Given exercise
For each line in the data below that holds "name", return a copy.

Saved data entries

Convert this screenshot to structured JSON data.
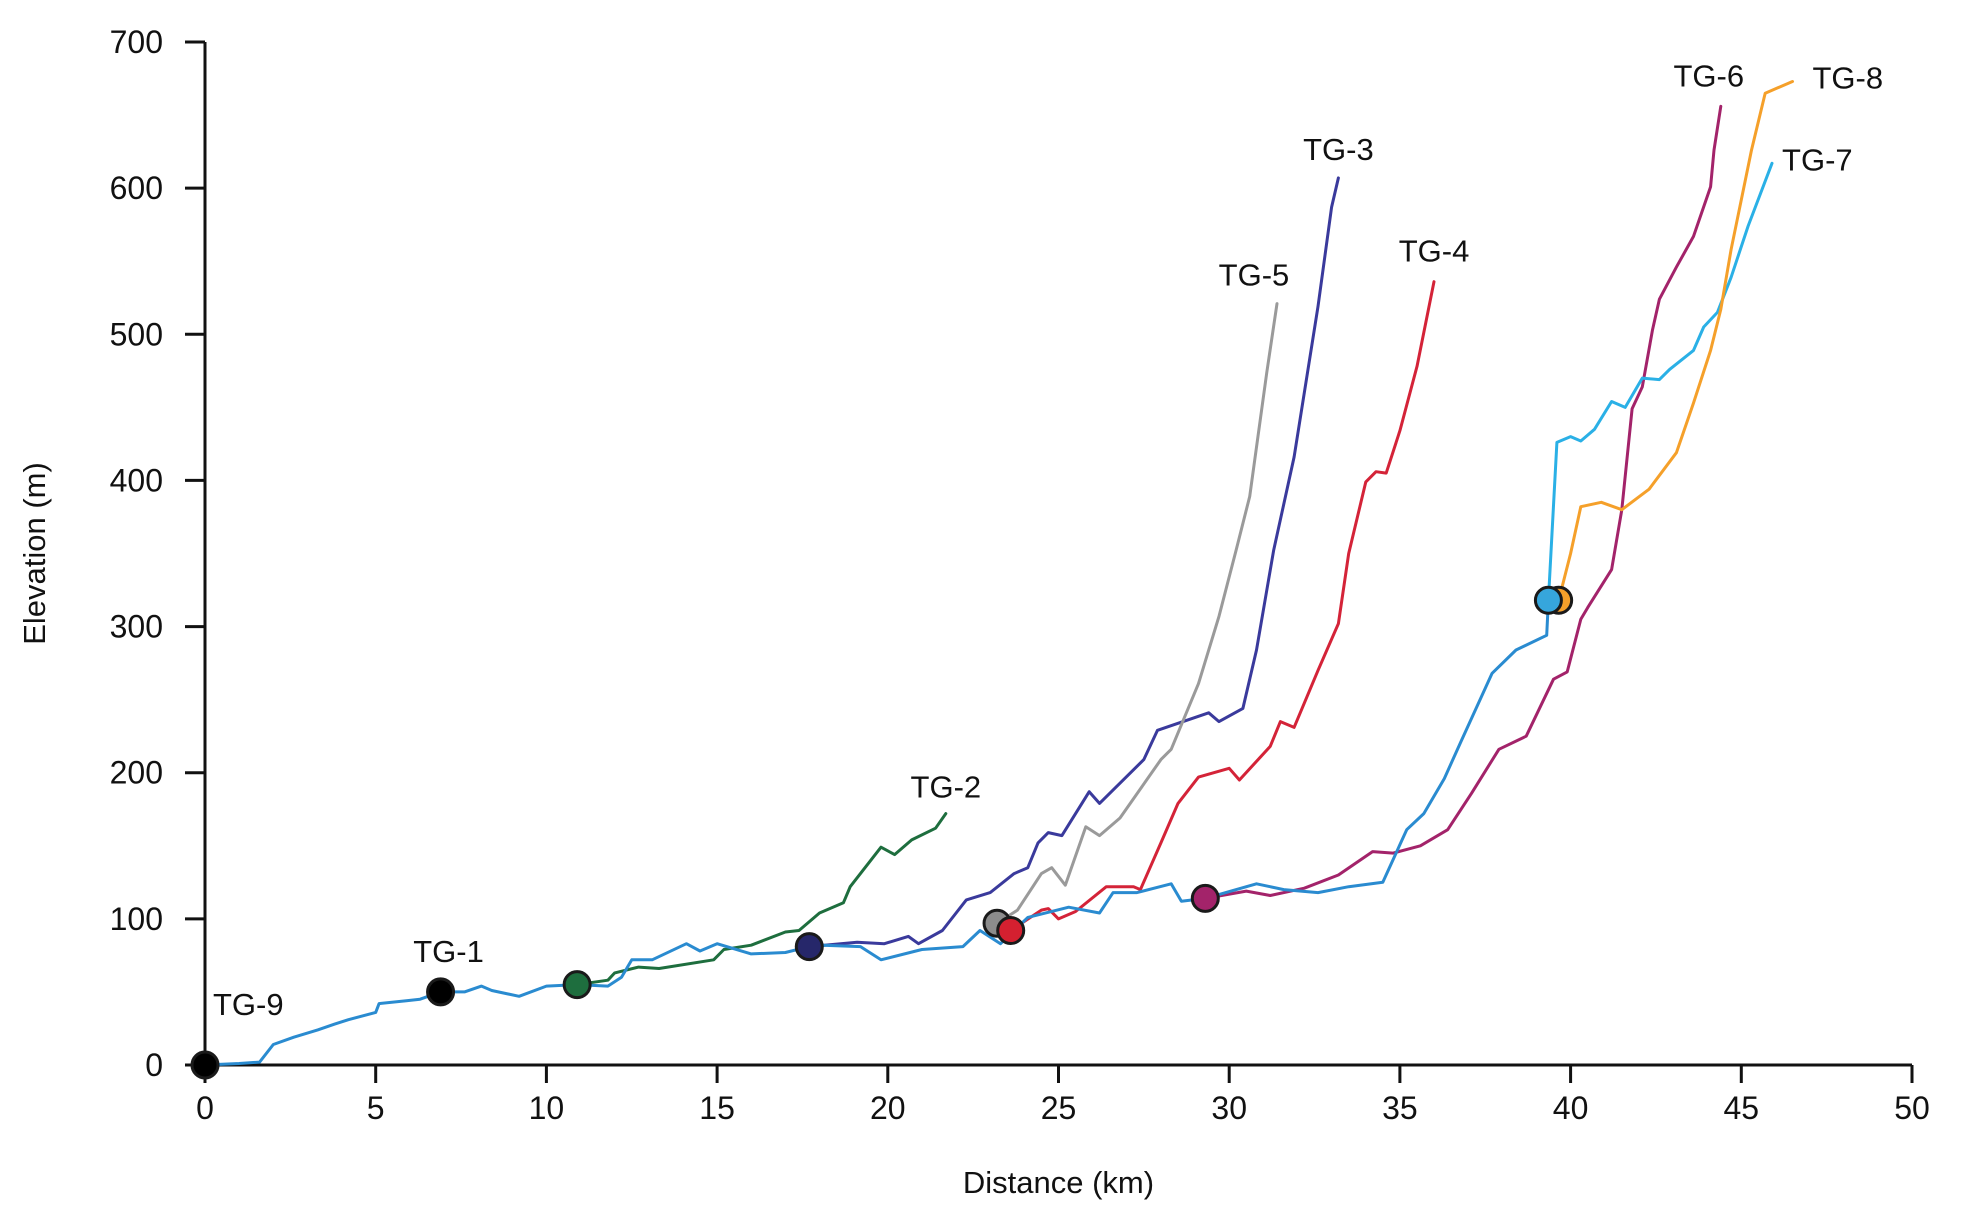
{
  "chart_data": {
    "type": "line",
    "title": "",
    "xlabel": "Distance (km)",
    "ylabel": "Elevation (m)",
    "xlim": [
      0,
      50
    ],
    "ylim": [
      0,
      700
    ],
    "xticks": [
      0,
      5,
      10,
      15,
      20,
      25,
      30,
      35,
      40,
      45,
      50
    ],
    "yticks": [
      0,
      100,
      200,
      300,
      400,
      500,
      600,
      700
    ],
    "grid": false,
    "legend": "none (series labelled at line ends)",
    "series": [
      {
        "name": "TG-9",
        "color": "#2a8bd0",
        "marker": {
          "x": 0,
          "y": 0,
          "color": "#000000"
        },
        "label_at": "start",
        "points": [
          [
            0,
            0
          ],
          [
            1.0,
            1
          ],
          [
            1.6,
            2
          ],
          [
            2.0,
            14
          ],
          [
            2.6,
            19
          ],
          [
            3.3,
            24
          ],
          [
            3.8,
            28
          ],
          [
            4.2,
            31
          ],
          [
            5.0,
            36
          ],
          [
            5.1,
            42
          ],
          [
            5.9,
            44
          ],
          [
            6.3,
            45
          ],
          [
            6.9,
            50
          ],
          [
            7.6,
            50
          ],
          [
            8.1,
            54
          ],
          [
            8.4,
            51
          ],
          [
            9.2,
            47
          ],
          [
            10.0,
            54
          ],
          [
            10.9,
            55
          ],
          [
            11.8,
            54
          ],
          [
            12.2,
            60
          ],
          [
            12.5,
            72
          ],
          [
            13.1,
            72
          ],
          [
            14.1,
            83
          ],
          [
            14.5,
            78
          ],
          [
            15.0,
            83
          ],
          [
            16.0,
            76
          ],
          [
            17.0,
            77
          ],
          [
            17.7,
            81
          ],
          [
            18.1,
            82
          ],
          [
            19.2,
            81
          ],
          [
            19.4,
            78
          ],
          [
            19.8,
            72
          ],
          [
            21.0,
            79
          ],
          [
            22.2,
            81
          ],
          [
            22.7,
            92
          ],
          [
            23.3,
            83
          ],
          [
            24.1,
            101
          ],
          [
            25.3,
            108
          ],
          [
            26.2,
            104
          ],
          [
            26.6,
            118
          ],
          [
            27.3,
            118
          ],
          [
            28.3,
            124
          ],
          [
            28.6,
            112
          ],
          [
            29.3,
            114
          ],
          [
            30.8,
            124
          ],
          [
            31.6,
            120
          ],
          [
            32.6,
            118
          ],
          [
            33.5,
            122
          ],
          [
            34.5,
            125
          ],
          [
            35.2,
            161
          ],
          [
            35.7,
            172
          ],
          [
            36.3,
            196
          ],
          [
            36.8,
            222
          ],
          [
            37.7,
            268
          ],
          [
            38.4,
            284
          ],
          [
            39.3,
            294
          ],
          [
            39.35,
            318
          ]
        ]
      },
      {
        "name": "TG-1",
        "color": "#000000",
        "marker": {
          "x": 6.9,
          "y": 50,
          "color": "#000000"
        },
        "label_at": "marker",
        "points": []
      },
      {
        "name": "TG-2",
        "color": "#1e6e3e",
        "marker": {
          "x": 10.9,
          "y": 55,
          "color": "#1e6e3e"
        },
        "label_at": "end",
        "points": [
          [
            10.9,
            55
          ],
          [
            11.8,
            58
          ],
          [
            12.0,
            63
          ],
          [
            12.7,
            67
          ],
          [
            13.3,
            66
          ],
          [
            14.9,
            72
          ],
          [
            15.2,
            79
          ],
          [
            16.0,
            82
          ],
          [
            17.0,
            91
          ],
          [
            17.4,
            92
          ],
          [
            18.0,
            104
          ],
          [
            18.7,
            111
          ],
          [
            18.9,
            122
          ],
          [
            19.8,
            149
          ],
          [
            20.2,
            144
          ],
          [
            20.7,
            154
          ],
          [
            21.4,
            162
          ],
          [
            21.7,
            172
          ]
        ]
      },
      {
        "name": "TG-3",
        "color": "#3a3a9c",
        "marker": {
          "x": 17.7,
          "y": 81,
          "color": "#26276a"
        },
        "label_at": "end",
        "points": [
          [
            17.7,
            81
          ],
          [
            19.1,
            84
          ],
          [
            19.9,
            83
          ],
          [
            20.6,
            88
          ],
          [
            20.9,
            83
          ],
          [
            21.6,
            92
          ],
          [
            22.3,
            113
          ],
          [
            23.0,
            118
          ],
          [
            23.7,
            131
          ],
          [
            24.1,
            135
          ],
          [
            24.4,
            152
          ],
          [
            24.7,
            159
          ],
          [
            25.1,
            157
          ],
          [
            25.9,
            187
          ],
          [
            26.2,
            179
          ],
          [
            27.5,
            209
          ],
          [
            27.9,
            229
          ],
          [
            29.4,
            241
          ],
          [
            29.7,
            235
          ],
          [
            30.4,
            244
          ],
          [
            30.8,
            284
          ],
          [
            31.3,
            352
          ],
          [
            31.9,
            416
          ],
          [
            32.6,
            519
          ],
          [
            33.0,
            587
          ],
          [
            33.2,
            607
          ]
        ]
      },
      {
        "name": "TG-4",
        "color": "#d42338",
        "marker": {
          "x": 23.6,
          "y": 92,
          "color": "#d42030"
        },
        "label_at": "end",
        "points": [
          [
            23.6,
            92
          ],
          [
            24.5,
            106
          ],
          [
            24.7,
            107
          ],
          [
            25.0,
            100
          ],
          [
            25.5,
            105
          ],
          [
            26.4,
            122
          ],
          [
            27.2,
            122
          ],
          [
            27.4,
            120
          ],
          [
            28.0,
            152
          ],
          [
            28.5,
            179
          ],
          [
            29.1,
            197
          ],
          [
            30.0,
            203
          ],
          [
            30.3,
            195
          ],
          [
            31.2,
            218
          ],
          [
            31.5,
            235
          ],
          [
            31.9,
            231
          ],
          [
            32.6,
            270
          ],
          [
            33.2,
            302
          ],
          [
            33.5,
            350
          ],
          [
            34.0,
            399
          ],
          [
            34.3,
            406
          ],
          [
            34.6,
            405
          ],
          [
            35.0,
            434
          ],
          [
            35.5,
            478
          ],
          [
            36.0,
            536
          ]
        ]
      },
      {
        "name": "TG-5",
        "color": "#9a9a9a",
        "marker": {
          "x": 23.2,
          "y": 97,
          "color": "#8c8c8c"
        },
        "label_at": "end",
        "points": [
          [
            23.2,
            97
          ],
          [
            23.8,
            106
          ],
          [
            24.5,
            131
          ],
          [
            24.8,
            135
          ],
          [
            25.2,
            123
          ],
          [
            25.8,
            163
          ],
          [
            26.2,
            157
          ],
          [
            26.8,
            169
          ],
          [
            28.0,
            209
          ],
          [
            28.3,
            216
          ],
          [
            29.1,
            261
          ],
          [
            29.7,
            307
          ],
          [
            30.2,
            352
          ],
          [
            30.6,
            389
          ],
          [
            31.1,
            474
          ],
          [
            31.4,
            521
          ]
        ]
      },
      {
        "name": "TG-6",
        "color": "#a3236a",
        "marker": {
          "x": 29.3,
          "y": 114,
          "color": "#a3236a"
        },
        "label_at": "end",
        "points": [
          [
            29.3,
            114
          ],
          [
            30.5,
            119
          ],
          [
            31.2,
            116
          ],
          [
            32.2,
            121
          ],
          [
            33.2,
            130
          ],
          [
            34.2,
            146
          ],
          [
            34.8,
            145
          ],
          [
            35.6,
            150
          ],
          [
            36.4,
            161
          ],
          [
            37.1,
            186
          ],
          [
            37.9,
            216
          ],
          [
            38.7,
            225
          ],
          [
            39.5,
            264
          ],
          [
            39.9,
            269
          ],
          [
            40.3,
            305
          ],
          [
            40.5,
            313
          ],
          [
            41.2,
            339
          ],
          [
            41.5,
            380
          ],
          [
            41.8,
            449
          ],
          [
            42.1,
            464
          ],
          [
            42.4,
            503
          ],
          [
            42.6,
            524
          ],
          [
            43.1,
            546
          ],
          [
            43.6,
            567
          ],
          [
            44.1,
            601
          ],
          [
            44.2,
            626
          ],
          [
            44.4,
            656
          ]
        ]
      },
      {
        "name": "TG-7",
        "color": "#2ab0e6",
        "marker": {
          "x": 39.35,
          "y": 318,
          "color": "#36a6dc"
        },
        "label_at": "end",
        "points": [
          [
            39.35,
            318
          ],
          [
            39.6,
            426
          ],
          [
            40.0,
            430
          ],
          [
            40.3,
            427
          ],
          [
            40.7,
            435
          ],
          [
            41.2,
            454
          ],
          [
            41.6,
            450
          ],
          [
            42.1,
            470
          ],
          [
            42.6,
            469
          ],
          [
            42.9,
            476
          ],
          [
            43.6,
            489
          ],
          [
            43.9,
            505
          ],
          [
            44.3,
            515
          ],
          [
            44.7,
            539
          ],
          [
            45.2,
            574
          ],
          [
            45.9,
            617
          ]
        ]
      },
      {
        "name": "TG-8",
        "color": "#f5a02a",
        "marker": {
          "x": 39.65,
          "y": 318,
          "color": "#f5a02a"
        },
        "label_at": "end",
        "points": [
          [
            39.65,
            318
          ],
          [
            40.0,
            350
          ],
          [
            40.3,
            382
          ],
          [
            40.9,
            385
          ],
          [
            41.5,
            380
          ],
          [
            42.3,
            394
          ],
          [
            43.1,
            419
          ],
          [
            43.6,
            453
          ],
          [
            44.1,
            489
          ],
          [
            44.4,
            517
          ],
          [
            44.7,
            558
          ],
          [
            45.0,
            592
          ],
          [
            45.3,
            626
          ],
          [
            45.7,
            665
          ],
          [
            46.5,
            673
          ]
        ]
      }
    ]
  }
}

Exercise response
        "name": "TG-9",
        "name": "TG-1",
        "name": "TG-2",
        "name": "TG-3",
        "name": "TG-4",
        "name": "TG-5",
        "name": "TG-6",
        "name": "TG-7",
        "name": "TG-8",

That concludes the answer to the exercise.